#### Source data

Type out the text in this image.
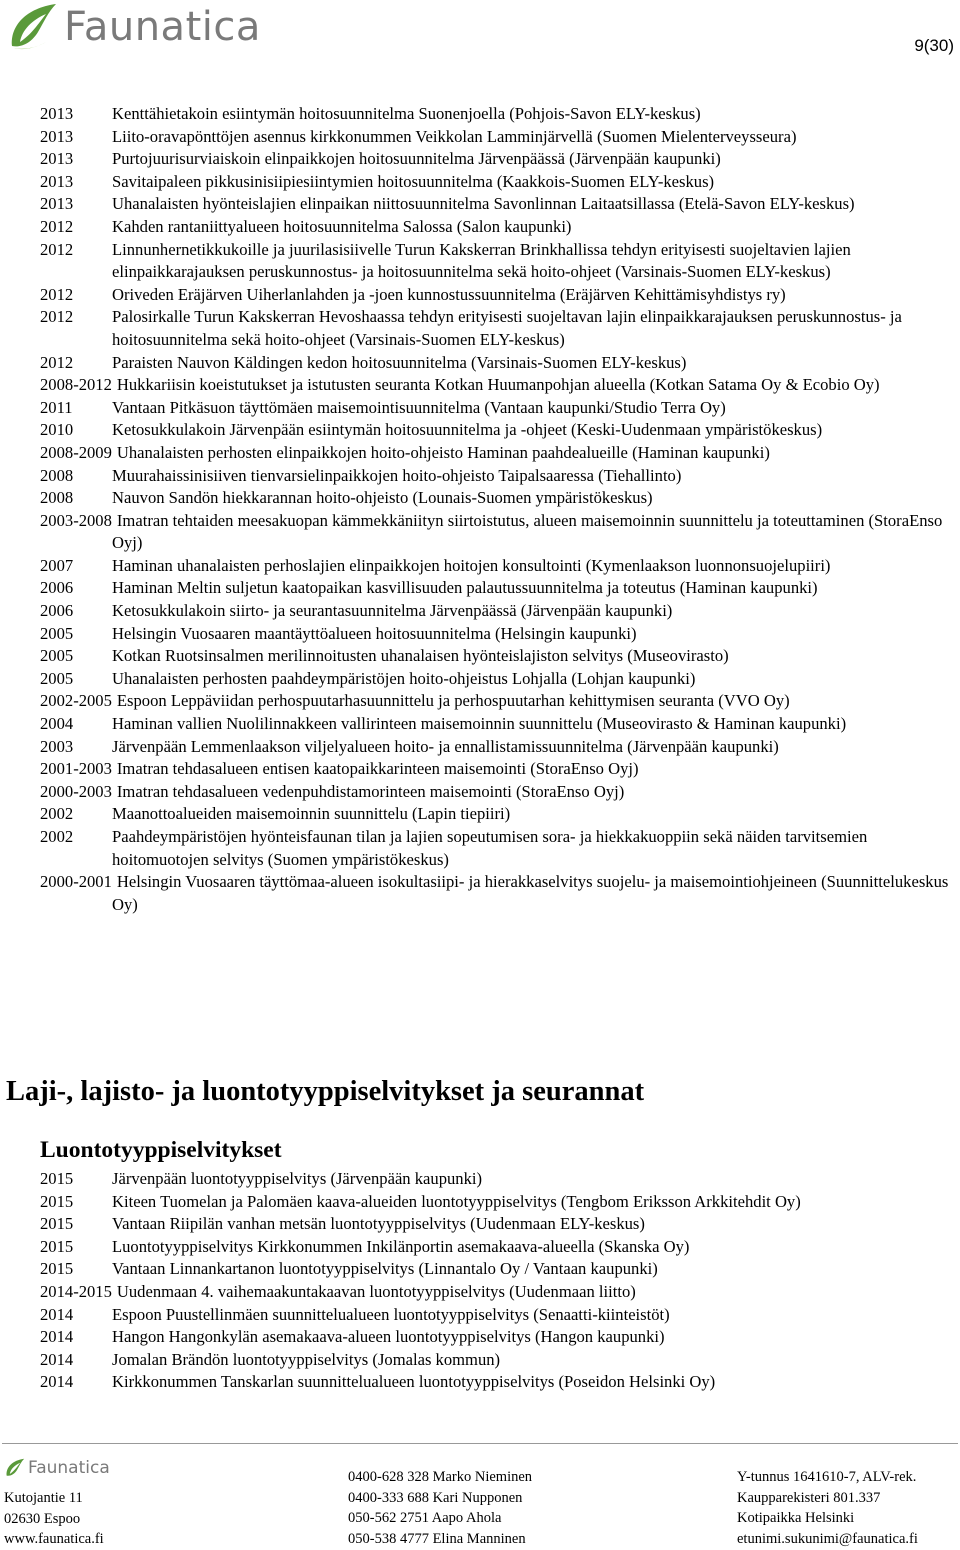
Faunatica	9(30)
2013	Kenttähietakoin esiintymän hoitosuunnitelma Suonenjoella (Pohjois-Savon ELY-keskus)
2013	Liito-oravapönttöjen asennus kirkkonummen Veikkolan Lamminjärvellä (Suomen Mielenterveysseura)
2013	Purtojuurisurviaiskoin elinpaikkojen hoitosuunnitelma Järvenpäässä (Järvenpään kaupunki)
2013	Savitaipaleen pikkusinisiipiesiintymien hoitosuunnitelma (Kaakkois-Suomen ELY-keskus)
2013	Uhanalaisten hyönteislajien elinpaikan niittosuunnitelma Savonlinnan Laitaatsillassa (Etelä-Savon ELY-keskus)
2012	Kahden rantaniittyalueen hoitosuunnitelma Salossa (Salon kaupunki)
2012	Linnunhernetikkukoille ja juurilasisiivelle Turun Kakskerran Brinkhallissa tehdyn erityisesti suojeltavien lajien elinpaikkarajauksen peruskunnostus- ja hoitosuunnitelma sekä hoito-ohjeet (Varsinais-Suomen ELY-keskus)
2012	Oriveden Eräjärven Uiherlanlahden ja -joen kunnostussuunnitelma (Eräjärven Kehittämisyhdistys ry)
2012	Palosirkalle Turun Kakskerran Hevoshaassa tehdyn erityisesti suojeltavan lajin elinpaikkarajauksen peruskunnostus- ja hoitosuunnitelma sekä hoito-ohjeet (Varsinais-Suomen ELY-keskus)
2012	Paraisten Nauvon Käldingen kedon hoitosuunnitelma (Varsinais-Suomen ELY-keskus)
2008-2012 Hukkariisin koeistutukset ja istutusten seuranta Kotkan Huumanpohjan alueella (Kotkan Satama Oy & Ecobio Oy)
2011	Vantaan Pitkäsuon täyttömäen maisemointisuunnitelma (Vantaan kaupunki/Studio Terra Oy)
2010	Ketosukkulakoin Järvenpään esiintymän hoitosuunnitelma ja -ohjeet (Keski-Uudenmaan ympäristökeskus)
2008-2009 Uhanalaisten perhosten elinpaikkojen hoito-ohjeisto Haminan paahdealueille (Haminan kaupunki)
2008	Muurahaissinisiiven tienvarsielinpaikkojen hoito-ohjeisto Taipalsaaressa (Tiehallinto)
2008	Nauvon Sandön hiekkarannan hoito-ohjeisto (Lounais-Suomen ympäristökeskus)
2003-2008 Imatran tehtaiden meesakuopan kämmekkäniityn siirtoistutus, alueen maisemoinnin suunnittelu ja toteuttaminen (StoraEnso Oyj)
2007	Haminan uhanalaisten perhoslajien elinpaikkojen hoitojen konsultointi (Kymenlaakson luonnonsuojelupiiri)
2006	Haminan Meltin suljetun kaatopaikan kasvillisuuden palautussuunnitelma ja toteutus (Haminan kaupunki)
2006	Ketosukkulakoin siirto- ja seurantasuunnitelma Järvenpäässä (Järvenpään kaupunki)
2005	Helsingin Vuosaaren maantäyttöalueen hoitosuunnitelma (Helsingin kaupunki)
2005	Kotkan Ruotsinsalmen merilinnoitusten uhanalaisen hyönteislajiston selvitys (Museovirasto)
2005	Uhanalaisten perhosten paahdeympäristöjen hoito-ohjeistus Lohjalla (Lohjan kaupunki)
2002-2005 Espoon Leppäviidan perhospuutarhasuunnittelu ja perhospuutarhan kehittymisen seuranta (VVO Oy)
2004	Haminan vallien Nuolilinnakkeen vallirinteen maisemoinnin suunnittelu (Museovirasto & Haminan kaupunki)
2003	Järvenpään Lemmenlaakson viljelyalueen hoito- ja ennallistamissuunnitelma (Järvenpään kaupunki)
2001-2003 Imatran tehdasalueen entisen kaatopaikkarinteen maisemointi (StoraEnso Oyj)
2000-2003 Imatran tehdasalueen vedenpuhdistamorinteen maisemointi (StoraEnso Oyj)
2002	Maanottoalueiden maisemoinnin suunnittelu (Lapin tiepiiri)
2002	Paahdeympäristöjen hyönteisfaunan tilan ja lajien sopeutumisen sora- ja hiekkakuoppiin sekä näiden tarvitsemien hoitomuotojen selvitys (Suomen ympäristökeskus)
2000-2001 Helsingin Vuosaaren täyttömaa-alueen isokultasiipi- ja hierakkaselvitys suojelu- ja maisemointiohjeineen (Suunnittelukeskus Oy)
Laji-, lajisto- ja luontotyyppiselvitykset ja seurannat
Luontotyyppiselvitykset
2015	Järvenpään luontotyyppiselvitys (Järvenpään kaupunki)
2015	Kiteen Tuomelan ja Palomäen kaava-alueiden luontotyyppiselvitys (Tengbom Eriksson Arkkitehdit Oy)
2015	Vantaan Riipilän vanhan metsän luontotyyppiselvitys (Uudenmaan ELY-keskus)
2015	Luontotyyppiselvitys Kirkkonummen Inkilänportin asemakaava-alueella (Skanska Oy)
2015	Vantaan Linnankartanon luontotyyppiselvitys (Linnantalo Oy / Vantaan kaupunki)
2014-2015 Uudenmaan 4. vaihemaakuntakaavan luontotyyppiselvitys (Uudenmaan liitto)
2014	Espoon Puustellinmäen suunnittelualueen luontotyyppiselvitys (Senaatti-kiinteistöt)
2014	Hangon Hangonkylän asemakaava-alueen luontotyyppiselvitys (Hangon kaupunki)
2014	Jomalan Brändön luontotyyppiselvitys (Jomalas kommun)
2014	Kirkkonummen Tanskarlan suunnittelualueen luontotyyppiselvitys (Poseidon Helsinki Oy)
Faunatica
Kutojantie 11
02630 Espoo
www.faunatica.fi
0400-628 328 Marko Nieminen
0400-333 688 Kari Nupponen
050-562 2751 Aapo Ahola
050-538 4777 Elina Manninen
Y-tunnus 1641610-7, ALV-rek.
Kaupparekisteri 801.337
Kotipaikka Helsinki
etunimi.sukunimi@faunatica.fi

########

Task brief ▸ Determine how many lines of the data contain "Helsinki" and give nothing but that number.

The response ▸ 2